** Start **

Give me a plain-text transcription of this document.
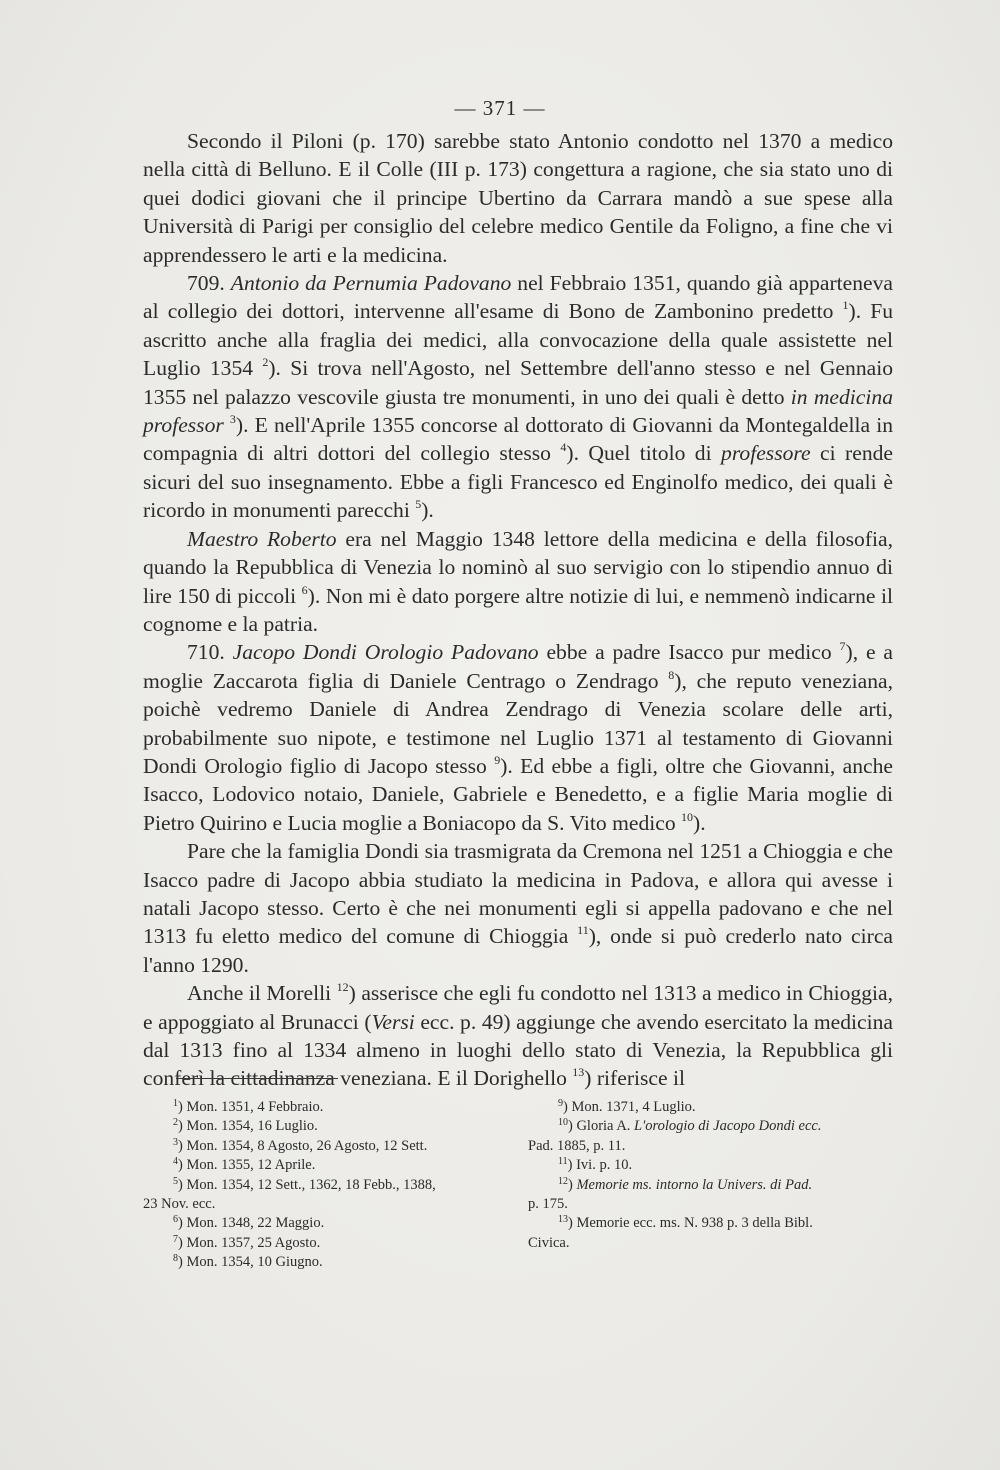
— 371 —

Secondo il Piloni (p. 170) sarebbe stato Antonio condotto nel 1370 a medico nella città di Belluno. E il Colle (III p. 173) congettura a ragione, che sia stato uno di quei dodici giovani che il principe Ubertino da Carrara mandò a sue spese alla Università di Parigi per consiglio del celebre medico Gentile da Foligno, a fine che vi apprendessero le arti e la medicina.

709. Antonio da Pernumia Padovano nel Febbraio 1351, quando già apparteneva al collegio dei dottori, intervenne all'esame di Bono de Zambonino predetto $^1$). Fu ascritto anche alla fraglia dei medici, alla convocazione della quale assistette nel Luglio 1354 $^2$). Si trova nell'Agosto, nel Settembre dell'anno stesso e nel Gennaio 1355 nel palazzo vescovile giusta tre monumenti, in uno dei quali è detto in medicina professor $^3$). E nell'Aprile 1355 concorse al dottorato di Giovanni da Montegaldella in compagnia di altri dottori del collegio stesso $^4$). Quel titolo di professore ci rende sicuri del suo insegnamento. Ebbe a figli Francesco ed Enginolfo medico, dei quali è ricordo in monumenti parecchi $^5$).

Maestro Roberto era nel Maggio 1348 lettore della medicina e della filosofia, quando la Repubblica di Venezia lo nominò al suo servigio con lo stipendio annuo di lire 150 di piccoli $^6$). Non mi è dato porgere altre notizie di lui, e nemmenò indicarne il cognome e la patria.

710. Jacopo Dondi Orologio Padovano ebbe a padre Isacco pur medico $^7$), e a moglie Zaccarota figlia di Daniele Centrago o Zendrago $^8$), che reputo veneziana, poichè vedremo Daniele di Andrea Zendrago di Venezia scolare delle arti, probabilmente suo nipote, e testimone nel Luglio 1371 al testamento di Giovanni Dondi Orologio figlio di Jacopo stesso $^9$). Ed ebbe a figli, oltre che Giovanni, anche Isacco, Lodovico notaio, Daniele, Gabriele e Benedetto, e a figlie Maria moglie di Pietro Quirino e Lucia moglie a Boniacopo da S. Vito medico $^{10}$).

Pare che la famiglia Dondi sia trasmigrata da Cremona nel 1251 a Chioggia e che Isacco padre di Jacopo abbia studiato la medicina in Padova, e allora qui avesse i natali Jacopo stesso. Certo è che nei monumenti egli si appella padovano e che nel 1313 fu eletto medico del comune di Chioggia $^{11}$), onde si può crederlo nato circa l'anno 1290.

Anche il Morelli $^{12}$) asserisce che egli fu condotto nel 1313 a medico in Chioggia, e appoggiato al Brunacci (Versi ecc. p. 49) aggiunge che avendo esercitato la medicina dal 1313 fino al 1334 almeno in luoghi dello stato di Venezia, la Repubblica gli conferì la cittadinanza veneziana. E il Dorighello $^{13}$) riferisce il

$^1$) Mon. 1351, 4 Febbraio.

$^2$) Mon. 1354, 16 Luglio.

$^3$) Mon. 1354, 8 Agosto, 26 Agosto, 12 Sett.

$^4$) Mon. 1355, 12 Aprile.

$^5$) Mon. 1354, 12 Sett., 1362, 18 Febb., 1388,

23 Nov. ecc.

$^6$) Mon. 1348, 22 Maggio.

$^7$) Mon. 1357, 25 Agosto.

$^8$) Mon. 1354, 10 Giugno.

$^9$) Mon. 1371, 4 Luglio.

$^{10}$) Gloria A. L'orologio di Jacopo Dondi ecc.

Pad. 1885, p. 11.

$^{11}$) Ivi. p. 10.

$^{12}$) Memorie ms. intorno la Univers. di Pad.

p. 175.

$^{13}$) Memorie ecc. ms. N. 938 p. 3 della Bibl.

Civica.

** End **

Copy the records above exactly, omitting every picture.

Give me a plain-text transcription of this document.
— 371 —

Secondo il Piloni (p. 170) sarebbe stato Antonio condotto nel 1370 a medico nella città di Belluno. E il Colle (III p. 173) congettura a ragione, che sia stato uno di quei dodici giovani che il principe Ubertino da Carrara mandò a sue spese alla Università di Parigi per consiglio del celebre medico Gentile da Foligno, a fine che vi apprendessero le arti e la medicina.

709. Antonio da Pernumia Padovano nel Febbraio 1351, quando già apparteneva al collegio dei dottori, intervenne all'esame di Bono de Zambonino predetto $^1$). Fu ascritto anche alla fraglia dei medici, alla convocazione della quale assistette nel Luglio 1354 $^2$). Si trova nell'Agosto, nel Settembre dell'anno stesso e nel Gennaio 1355 nel palazzo vescovile giusta tre monumenti, in uno dei quali è detto in medicina professor $^3$). E nell'Aprile 1355 concorse al dottorato di Giovanni da Montegaldella in compagnia di altri dottori del collegio stesso $^4$). Quel titolo di professore ci rende sicuri del suo insegnamento. Ebbe a figli Francesco ed Enginolfo medico, dei quali è ricordo in monumenti parecchi $^5$).

Maestro Roberto era nel Maggio 1348 lettore della medicina e della filosofia, quando la Repubblica di Venezia lo nominò al suo servigio con lo stipendio annuo di lire 150 di piccoli $^6$). Non mi è dato porgere altre notizie di lui, e nemmenò indicarne il cognome e la patria.

710. Jacopo Dondi Orologio Padovano ebbe a padre Isacco pur medico $^7$), e a moglie Zaccarota figlia di Daniele Centrago o Zendrago $^8$), che reputo veneziana, poichè vedremo Daniele di Andrea Zendrago di Venezia scolare delle arti, probabilmente suo nipote, e testimone nel Luglio 1371 al testamento di Giovanni Dondi Orologio figlio di Jacopo stesso $^9$). Ed ebbe a figli, oltre che Giovanni, anche Isacco, Lodovico notaio, Daniele, Gabriele e Benedetto, e a figlie Maria moglie di Pietro Quirino e Lucia moglie a Boniacopo da S. Vito medico $^{10}$).

Pare che la famiglia Dondi sia trasmigrata da Cremona nel 1251 a Chioggia e che Isacco padre di Jacopo abbia studiato la medicina in Padova, e allora qui avesse i natali Jacopo stesso. Certo è che nei monumenti egli si appella padovano e che nel 1313 fu eletto medico del comune di Chioggia $^{11}$), onde si può crederlo nato circa l'anno 1290.

Anche il Morelli $^{12}$) asserisce che egli fu condotto nel 1313 a medico in Chioggia, e appoggiato al Brunacci (Versi ecc. p. 49) aggiunge che avendo esercitato la medicina dal 1313 fino al 1334 almeno in luoghi dello stato di Venezia, la Repubblica gli conferì la cittadinanza veneziana. E il Dorighello $^{13}$) riferisce il

$^1$) Mon. 1351, 4 Febbraio.

$^2$) Mon. 1354, 16 Luglio.

$^3$) Mon. 1354, 8 Agosto, 26 Agosto, 12 Sett.

$^4$) Mon. 1355, 12 Aprile.

$^5$) Mon. 1354, 12 Sett., 1362, 18 Febb., 1388,

23 Nov. ecc.

$^6$) Mon. 1348, 22 Maggio.

$^7$) Mon. 1357, 25 Agosto.

$^8$) Mon. 1354, 10 Giugno.

$^9$) Mon. 1371, 4 Luglio.

$^{10}$) Gloria A. L'orologio di Jacopo Dondi ecc.

Pad. 1885, p. 11.

$^{11}$) Ivi. p. 10.

$^{12}$) Memorie ms. intorno la Univers. di Pad.

p. 175.

$^{13}$) Memorie ecc. ms. N. 938 p. 3 della Bibl.

Civica.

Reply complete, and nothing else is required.